**Exercise instructions:**
Read the material below and tally how many lines hold the word "Birmingham", giving the number and nothing else.

**Stored entries:**
·····
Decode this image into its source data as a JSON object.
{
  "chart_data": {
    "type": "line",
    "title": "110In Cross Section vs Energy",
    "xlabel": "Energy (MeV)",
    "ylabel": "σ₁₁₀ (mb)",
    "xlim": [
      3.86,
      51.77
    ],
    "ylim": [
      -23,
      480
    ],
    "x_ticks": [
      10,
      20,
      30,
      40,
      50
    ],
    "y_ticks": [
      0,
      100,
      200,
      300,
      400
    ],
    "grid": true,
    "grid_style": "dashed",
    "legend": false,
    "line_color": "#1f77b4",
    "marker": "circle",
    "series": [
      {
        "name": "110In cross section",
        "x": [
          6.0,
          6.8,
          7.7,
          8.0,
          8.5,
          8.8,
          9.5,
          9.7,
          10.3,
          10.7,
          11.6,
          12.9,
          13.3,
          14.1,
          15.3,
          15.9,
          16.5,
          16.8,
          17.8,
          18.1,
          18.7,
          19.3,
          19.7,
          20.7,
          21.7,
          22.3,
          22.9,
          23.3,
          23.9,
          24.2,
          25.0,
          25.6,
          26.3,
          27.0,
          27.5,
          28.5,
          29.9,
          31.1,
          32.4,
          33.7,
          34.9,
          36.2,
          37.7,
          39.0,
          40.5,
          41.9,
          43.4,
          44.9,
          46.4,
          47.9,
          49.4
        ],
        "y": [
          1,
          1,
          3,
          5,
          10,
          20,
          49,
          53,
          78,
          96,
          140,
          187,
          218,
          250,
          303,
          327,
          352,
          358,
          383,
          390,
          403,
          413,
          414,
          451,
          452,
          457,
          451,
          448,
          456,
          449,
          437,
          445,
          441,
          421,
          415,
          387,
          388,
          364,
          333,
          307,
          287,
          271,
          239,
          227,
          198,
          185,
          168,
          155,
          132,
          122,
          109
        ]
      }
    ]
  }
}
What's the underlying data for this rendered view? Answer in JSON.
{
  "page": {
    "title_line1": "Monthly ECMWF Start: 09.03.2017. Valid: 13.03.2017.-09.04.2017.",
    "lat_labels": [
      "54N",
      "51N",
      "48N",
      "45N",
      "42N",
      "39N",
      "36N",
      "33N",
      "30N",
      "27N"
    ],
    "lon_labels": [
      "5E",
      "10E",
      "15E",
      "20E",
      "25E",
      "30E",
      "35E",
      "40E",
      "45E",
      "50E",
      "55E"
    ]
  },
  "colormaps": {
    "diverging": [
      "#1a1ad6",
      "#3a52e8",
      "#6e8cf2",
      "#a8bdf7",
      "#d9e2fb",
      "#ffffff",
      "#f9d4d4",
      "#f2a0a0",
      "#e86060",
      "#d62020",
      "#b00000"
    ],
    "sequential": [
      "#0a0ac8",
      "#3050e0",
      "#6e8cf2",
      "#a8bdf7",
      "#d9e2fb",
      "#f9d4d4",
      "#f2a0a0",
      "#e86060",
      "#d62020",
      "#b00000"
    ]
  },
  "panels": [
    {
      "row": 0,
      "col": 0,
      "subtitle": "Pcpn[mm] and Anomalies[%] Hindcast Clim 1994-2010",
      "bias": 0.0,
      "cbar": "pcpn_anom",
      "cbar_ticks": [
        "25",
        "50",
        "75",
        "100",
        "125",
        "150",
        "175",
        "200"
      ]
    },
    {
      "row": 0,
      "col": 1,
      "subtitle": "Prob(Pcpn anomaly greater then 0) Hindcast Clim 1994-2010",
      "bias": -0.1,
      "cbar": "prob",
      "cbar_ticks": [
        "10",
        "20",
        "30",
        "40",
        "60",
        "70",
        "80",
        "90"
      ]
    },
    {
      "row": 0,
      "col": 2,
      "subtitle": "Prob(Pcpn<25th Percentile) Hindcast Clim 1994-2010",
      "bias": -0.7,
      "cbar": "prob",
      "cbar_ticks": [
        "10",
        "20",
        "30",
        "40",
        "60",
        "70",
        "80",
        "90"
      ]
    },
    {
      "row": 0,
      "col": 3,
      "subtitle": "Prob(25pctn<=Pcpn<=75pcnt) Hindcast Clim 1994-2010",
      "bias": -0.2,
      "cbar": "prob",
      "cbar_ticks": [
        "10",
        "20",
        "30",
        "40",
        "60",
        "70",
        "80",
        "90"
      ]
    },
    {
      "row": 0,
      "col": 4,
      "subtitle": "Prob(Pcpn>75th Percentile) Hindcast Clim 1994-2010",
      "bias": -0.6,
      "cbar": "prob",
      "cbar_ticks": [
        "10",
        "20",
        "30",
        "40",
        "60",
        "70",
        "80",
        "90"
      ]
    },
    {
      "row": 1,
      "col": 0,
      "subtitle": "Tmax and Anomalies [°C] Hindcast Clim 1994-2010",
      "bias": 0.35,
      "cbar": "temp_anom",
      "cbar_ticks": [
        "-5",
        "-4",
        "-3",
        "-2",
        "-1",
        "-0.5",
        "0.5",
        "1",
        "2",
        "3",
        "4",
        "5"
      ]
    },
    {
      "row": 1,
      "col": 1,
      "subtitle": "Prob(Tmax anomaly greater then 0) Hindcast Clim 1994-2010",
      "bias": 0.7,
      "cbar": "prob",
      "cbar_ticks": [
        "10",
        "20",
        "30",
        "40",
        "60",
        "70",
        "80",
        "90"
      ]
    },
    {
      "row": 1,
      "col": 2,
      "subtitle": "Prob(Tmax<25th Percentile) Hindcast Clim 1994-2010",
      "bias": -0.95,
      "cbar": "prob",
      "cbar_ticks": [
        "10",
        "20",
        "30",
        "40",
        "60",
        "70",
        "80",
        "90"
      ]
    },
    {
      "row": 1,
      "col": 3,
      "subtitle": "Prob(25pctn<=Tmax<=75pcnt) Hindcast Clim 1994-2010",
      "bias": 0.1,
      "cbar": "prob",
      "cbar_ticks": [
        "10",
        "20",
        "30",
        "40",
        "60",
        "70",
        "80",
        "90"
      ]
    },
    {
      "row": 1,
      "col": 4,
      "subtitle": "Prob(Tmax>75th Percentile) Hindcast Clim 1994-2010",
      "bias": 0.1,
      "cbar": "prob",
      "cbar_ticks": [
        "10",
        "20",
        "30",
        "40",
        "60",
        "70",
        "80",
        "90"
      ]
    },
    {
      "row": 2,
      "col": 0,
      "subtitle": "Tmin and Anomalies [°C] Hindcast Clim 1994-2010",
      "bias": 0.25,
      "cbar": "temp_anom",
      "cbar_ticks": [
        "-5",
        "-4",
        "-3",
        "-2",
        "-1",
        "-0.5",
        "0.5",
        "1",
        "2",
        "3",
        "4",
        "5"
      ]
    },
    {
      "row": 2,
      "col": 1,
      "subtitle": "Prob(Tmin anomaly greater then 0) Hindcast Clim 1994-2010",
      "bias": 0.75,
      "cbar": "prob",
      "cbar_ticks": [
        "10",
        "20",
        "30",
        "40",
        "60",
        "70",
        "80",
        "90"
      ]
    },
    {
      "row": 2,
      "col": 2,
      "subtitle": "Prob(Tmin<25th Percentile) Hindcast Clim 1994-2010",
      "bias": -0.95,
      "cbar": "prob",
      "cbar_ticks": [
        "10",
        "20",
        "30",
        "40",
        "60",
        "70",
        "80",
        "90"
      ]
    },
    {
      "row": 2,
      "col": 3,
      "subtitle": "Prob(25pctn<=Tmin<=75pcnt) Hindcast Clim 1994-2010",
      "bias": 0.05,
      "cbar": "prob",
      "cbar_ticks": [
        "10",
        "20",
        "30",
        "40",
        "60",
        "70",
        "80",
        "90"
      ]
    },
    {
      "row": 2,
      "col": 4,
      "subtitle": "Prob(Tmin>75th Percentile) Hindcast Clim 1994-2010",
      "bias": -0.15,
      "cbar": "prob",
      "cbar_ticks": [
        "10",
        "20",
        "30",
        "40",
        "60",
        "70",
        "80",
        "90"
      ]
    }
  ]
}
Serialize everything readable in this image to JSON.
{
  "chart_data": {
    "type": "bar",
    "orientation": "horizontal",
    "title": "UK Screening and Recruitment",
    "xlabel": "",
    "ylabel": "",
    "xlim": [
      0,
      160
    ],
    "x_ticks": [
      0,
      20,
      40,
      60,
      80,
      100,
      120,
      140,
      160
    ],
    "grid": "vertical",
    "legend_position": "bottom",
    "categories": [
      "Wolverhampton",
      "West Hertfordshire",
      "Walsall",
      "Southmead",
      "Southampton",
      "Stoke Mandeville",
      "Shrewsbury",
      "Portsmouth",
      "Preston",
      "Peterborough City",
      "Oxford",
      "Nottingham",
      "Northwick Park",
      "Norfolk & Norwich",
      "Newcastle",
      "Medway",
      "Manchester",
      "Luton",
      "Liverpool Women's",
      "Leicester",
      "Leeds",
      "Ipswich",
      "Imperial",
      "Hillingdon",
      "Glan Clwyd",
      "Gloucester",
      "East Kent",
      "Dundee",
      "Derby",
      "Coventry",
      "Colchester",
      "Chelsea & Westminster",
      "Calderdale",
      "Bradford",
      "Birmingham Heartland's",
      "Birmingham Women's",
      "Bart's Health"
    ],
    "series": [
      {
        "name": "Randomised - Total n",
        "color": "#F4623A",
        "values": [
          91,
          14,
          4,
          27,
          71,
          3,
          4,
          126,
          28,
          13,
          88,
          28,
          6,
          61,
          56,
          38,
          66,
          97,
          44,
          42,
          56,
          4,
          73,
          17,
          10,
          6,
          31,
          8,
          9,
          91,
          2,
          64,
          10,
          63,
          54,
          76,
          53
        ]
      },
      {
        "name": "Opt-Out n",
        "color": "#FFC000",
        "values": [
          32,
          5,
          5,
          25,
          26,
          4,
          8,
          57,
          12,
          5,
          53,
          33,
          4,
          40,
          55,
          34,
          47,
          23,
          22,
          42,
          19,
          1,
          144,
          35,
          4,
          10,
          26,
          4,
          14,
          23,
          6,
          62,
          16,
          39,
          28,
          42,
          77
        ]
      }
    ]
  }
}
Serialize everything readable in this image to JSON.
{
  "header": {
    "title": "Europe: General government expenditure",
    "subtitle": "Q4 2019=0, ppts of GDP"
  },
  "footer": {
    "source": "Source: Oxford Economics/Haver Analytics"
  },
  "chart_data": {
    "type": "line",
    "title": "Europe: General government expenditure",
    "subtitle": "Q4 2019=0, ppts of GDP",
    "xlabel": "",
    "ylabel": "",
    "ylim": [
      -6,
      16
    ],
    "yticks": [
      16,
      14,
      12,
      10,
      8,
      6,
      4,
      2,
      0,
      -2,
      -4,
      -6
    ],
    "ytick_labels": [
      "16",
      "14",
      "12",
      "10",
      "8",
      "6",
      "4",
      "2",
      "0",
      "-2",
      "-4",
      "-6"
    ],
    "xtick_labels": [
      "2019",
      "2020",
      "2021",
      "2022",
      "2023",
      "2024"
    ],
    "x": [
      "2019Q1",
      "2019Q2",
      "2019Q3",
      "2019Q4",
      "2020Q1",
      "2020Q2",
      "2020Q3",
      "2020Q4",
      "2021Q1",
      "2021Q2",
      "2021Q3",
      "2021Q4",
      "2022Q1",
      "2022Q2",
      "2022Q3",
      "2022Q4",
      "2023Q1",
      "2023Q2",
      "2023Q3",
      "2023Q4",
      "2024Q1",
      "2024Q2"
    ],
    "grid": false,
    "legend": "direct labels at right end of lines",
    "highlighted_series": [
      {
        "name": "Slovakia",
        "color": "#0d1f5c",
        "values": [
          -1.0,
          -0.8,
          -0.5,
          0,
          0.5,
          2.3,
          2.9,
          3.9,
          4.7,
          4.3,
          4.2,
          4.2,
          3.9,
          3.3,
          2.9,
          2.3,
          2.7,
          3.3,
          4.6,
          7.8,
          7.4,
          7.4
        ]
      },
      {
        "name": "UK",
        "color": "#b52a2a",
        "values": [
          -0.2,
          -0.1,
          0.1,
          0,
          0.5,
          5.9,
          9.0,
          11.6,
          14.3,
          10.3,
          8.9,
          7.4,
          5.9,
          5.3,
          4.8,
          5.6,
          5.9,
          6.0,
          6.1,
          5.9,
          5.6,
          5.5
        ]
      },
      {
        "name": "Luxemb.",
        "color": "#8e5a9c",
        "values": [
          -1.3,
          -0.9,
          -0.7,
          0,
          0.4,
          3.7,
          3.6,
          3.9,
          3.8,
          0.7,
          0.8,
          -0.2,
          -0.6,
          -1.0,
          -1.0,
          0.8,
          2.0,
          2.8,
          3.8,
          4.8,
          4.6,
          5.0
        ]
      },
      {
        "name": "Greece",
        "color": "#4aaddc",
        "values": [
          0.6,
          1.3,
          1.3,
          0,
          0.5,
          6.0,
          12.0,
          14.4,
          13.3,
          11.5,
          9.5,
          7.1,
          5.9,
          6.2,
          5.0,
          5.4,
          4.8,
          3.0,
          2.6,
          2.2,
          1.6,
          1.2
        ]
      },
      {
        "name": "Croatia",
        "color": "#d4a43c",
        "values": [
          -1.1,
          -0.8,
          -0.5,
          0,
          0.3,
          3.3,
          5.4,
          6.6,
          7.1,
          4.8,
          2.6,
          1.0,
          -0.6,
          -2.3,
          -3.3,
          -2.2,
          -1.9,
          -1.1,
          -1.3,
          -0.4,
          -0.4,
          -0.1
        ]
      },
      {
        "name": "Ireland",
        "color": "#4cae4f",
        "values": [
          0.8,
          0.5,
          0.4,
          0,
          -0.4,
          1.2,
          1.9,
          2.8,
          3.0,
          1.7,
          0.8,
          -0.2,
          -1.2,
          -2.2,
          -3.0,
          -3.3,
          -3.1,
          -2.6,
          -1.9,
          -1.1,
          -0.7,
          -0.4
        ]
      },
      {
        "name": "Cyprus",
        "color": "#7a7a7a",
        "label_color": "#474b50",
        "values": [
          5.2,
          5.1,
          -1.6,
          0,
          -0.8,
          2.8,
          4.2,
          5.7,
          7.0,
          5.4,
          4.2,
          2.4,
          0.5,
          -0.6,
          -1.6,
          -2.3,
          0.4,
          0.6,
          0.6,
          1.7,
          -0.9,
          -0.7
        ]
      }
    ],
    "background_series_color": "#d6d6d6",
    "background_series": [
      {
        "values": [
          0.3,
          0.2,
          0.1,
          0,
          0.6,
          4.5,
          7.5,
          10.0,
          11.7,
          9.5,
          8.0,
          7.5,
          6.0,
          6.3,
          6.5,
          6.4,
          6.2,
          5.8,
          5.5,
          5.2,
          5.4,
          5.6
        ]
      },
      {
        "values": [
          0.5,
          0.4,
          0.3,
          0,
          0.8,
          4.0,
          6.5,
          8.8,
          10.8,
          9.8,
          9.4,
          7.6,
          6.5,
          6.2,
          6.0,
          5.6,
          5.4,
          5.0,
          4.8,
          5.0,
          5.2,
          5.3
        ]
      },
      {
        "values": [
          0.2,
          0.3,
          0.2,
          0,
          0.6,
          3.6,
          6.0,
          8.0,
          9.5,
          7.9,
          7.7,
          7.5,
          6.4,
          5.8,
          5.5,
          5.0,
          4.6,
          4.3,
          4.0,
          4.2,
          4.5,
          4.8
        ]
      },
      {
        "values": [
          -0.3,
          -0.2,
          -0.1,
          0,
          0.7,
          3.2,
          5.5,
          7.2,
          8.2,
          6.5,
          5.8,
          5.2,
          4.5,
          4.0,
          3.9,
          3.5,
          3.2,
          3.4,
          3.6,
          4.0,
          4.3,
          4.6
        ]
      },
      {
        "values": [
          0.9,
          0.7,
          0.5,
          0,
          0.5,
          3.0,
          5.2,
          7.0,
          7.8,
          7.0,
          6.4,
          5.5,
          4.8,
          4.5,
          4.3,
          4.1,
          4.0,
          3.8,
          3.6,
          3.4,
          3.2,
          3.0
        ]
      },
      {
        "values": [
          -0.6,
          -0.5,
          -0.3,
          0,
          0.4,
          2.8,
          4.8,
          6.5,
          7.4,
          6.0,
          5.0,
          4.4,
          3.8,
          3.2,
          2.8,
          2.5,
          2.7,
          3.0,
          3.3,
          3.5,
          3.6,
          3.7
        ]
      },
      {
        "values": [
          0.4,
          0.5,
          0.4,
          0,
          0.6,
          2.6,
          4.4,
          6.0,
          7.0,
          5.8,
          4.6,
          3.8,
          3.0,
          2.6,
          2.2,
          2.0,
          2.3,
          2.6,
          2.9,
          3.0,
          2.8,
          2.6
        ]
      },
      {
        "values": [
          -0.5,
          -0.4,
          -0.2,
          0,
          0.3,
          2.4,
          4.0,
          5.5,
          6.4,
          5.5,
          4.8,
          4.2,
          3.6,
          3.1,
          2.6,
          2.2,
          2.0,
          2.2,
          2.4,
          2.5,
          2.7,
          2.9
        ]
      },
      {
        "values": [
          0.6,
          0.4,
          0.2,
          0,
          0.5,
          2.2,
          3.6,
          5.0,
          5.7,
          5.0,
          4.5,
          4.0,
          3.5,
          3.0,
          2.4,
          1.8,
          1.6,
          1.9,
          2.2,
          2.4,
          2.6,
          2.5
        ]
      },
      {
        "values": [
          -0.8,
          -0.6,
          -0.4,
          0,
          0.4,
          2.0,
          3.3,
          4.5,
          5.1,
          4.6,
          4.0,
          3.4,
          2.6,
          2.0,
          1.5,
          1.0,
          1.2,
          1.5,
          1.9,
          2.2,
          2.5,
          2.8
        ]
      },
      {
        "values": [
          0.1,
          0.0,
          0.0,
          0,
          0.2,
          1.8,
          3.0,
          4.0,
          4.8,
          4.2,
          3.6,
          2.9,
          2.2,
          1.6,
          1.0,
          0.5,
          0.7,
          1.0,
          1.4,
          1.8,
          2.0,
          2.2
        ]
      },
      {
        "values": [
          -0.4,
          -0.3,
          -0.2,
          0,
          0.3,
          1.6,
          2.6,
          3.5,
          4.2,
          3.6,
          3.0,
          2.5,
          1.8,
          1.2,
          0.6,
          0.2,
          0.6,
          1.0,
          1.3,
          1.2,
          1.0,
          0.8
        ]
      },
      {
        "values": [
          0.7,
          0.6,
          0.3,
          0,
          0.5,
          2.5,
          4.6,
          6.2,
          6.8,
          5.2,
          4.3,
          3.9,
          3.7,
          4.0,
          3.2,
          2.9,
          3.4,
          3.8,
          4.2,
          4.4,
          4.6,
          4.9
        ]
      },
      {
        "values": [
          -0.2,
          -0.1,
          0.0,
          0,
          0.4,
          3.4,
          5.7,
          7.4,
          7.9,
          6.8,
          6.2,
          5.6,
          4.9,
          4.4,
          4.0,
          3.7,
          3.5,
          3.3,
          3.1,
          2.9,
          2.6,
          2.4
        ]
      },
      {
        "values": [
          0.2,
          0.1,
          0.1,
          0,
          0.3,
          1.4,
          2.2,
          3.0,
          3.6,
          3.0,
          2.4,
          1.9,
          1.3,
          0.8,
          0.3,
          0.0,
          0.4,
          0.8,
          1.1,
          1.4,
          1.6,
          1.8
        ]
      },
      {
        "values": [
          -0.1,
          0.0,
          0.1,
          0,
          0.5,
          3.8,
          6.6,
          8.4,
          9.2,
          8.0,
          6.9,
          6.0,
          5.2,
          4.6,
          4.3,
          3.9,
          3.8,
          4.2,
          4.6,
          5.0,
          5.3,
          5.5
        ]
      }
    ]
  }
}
·····
**Exercise result:**
2